__DATASET CONTENT__.

_ _ _ _ _ _ _

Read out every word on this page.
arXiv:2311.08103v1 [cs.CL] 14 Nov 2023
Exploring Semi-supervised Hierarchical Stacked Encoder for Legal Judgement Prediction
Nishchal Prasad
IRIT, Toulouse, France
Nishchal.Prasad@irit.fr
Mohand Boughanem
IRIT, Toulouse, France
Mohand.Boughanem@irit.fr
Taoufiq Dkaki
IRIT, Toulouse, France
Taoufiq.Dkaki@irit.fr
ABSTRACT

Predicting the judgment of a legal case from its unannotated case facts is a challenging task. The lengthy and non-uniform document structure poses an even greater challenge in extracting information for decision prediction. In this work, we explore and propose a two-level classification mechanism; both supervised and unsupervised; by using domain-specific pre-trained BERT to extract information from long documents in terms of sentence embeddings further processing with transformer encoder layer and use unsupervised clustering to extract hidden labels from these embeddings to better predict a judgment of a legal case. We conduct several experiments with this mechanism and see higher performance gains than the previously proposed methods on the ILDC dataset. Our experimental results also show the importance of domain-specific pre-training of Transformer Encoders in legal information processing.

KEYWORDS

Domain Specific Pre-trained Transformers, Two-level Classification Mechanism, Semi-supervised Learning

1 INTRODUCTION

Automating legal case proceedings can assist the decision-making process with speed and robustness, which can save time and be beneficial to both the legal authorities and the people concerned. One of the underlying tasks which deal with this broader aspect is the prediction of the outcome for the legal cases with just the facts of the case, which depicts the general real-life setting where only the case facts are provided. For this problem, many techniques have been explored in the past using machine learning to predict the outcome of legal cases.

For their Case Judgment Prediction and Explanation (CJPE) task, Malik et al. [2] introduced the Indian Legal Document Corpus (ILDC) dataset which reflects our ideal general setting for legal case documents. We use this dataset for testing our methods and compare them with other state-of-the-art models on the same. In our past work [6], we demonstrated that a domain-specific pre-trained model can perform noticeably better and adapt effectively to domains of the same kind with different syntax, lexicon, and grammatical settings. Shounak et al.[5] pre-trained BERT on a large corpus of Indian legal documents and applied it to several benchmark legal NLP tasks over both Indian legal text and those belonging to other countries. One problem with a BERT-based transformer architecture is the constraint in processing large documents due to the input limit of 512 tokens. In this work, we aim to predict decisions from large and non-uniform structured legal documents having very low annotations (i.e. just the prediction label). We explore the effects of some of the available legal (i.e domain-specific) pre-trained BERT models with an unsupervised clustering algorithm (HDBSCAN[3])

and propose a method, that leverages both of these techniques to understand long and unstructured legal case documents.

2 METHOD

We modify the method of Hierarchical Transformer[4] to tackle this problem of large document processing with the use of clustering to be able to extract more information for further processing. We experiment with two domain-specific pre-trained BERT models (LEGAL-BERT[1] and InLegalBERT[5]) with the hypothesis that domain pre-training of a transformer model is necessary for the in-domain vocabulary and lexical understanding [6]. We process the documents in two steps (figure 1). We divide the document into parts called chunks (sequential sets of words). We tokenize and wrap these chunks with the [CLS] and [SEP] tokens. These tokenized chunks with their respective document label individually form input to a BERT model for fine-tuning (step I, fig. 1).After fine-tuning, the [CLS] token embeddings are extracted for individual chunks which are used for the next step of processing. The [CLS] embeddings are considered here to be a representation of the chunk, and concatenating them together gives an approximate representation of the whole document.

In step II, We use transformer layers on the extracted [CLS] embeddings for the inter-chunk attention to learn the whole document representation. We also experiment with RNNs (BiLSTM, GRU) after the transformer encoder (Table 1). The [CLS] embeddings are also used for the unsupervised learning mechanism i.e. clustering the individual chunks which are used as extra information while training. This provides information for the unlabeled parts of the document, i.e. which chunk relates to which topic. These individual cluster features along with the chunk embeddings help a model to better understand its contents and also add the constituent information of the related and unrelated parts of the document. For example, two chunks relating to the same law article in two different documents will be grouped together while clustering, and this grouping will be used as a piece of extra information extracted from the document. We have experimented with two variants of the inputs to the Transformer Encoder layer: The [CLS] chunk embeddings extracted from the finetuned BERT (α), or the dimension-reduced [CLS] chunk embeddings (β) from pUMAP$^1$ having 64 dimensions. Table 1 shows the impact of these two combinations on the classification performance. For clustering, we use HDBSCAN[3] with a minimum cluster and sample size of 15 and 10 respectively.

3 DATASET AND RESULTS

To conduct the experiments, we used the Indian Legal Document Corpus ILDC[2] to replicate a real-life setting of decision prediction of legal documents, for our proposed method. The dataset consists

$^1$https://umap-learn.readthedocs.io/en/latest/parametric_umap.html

_ _ _ _ _ _ _

__EXERCISE PROMPT__. Where a line holds "Nishchal", copy it out.

__THE OUTPUT__.
Nishchal Prasad
Nishchal.Prasad@irit.fr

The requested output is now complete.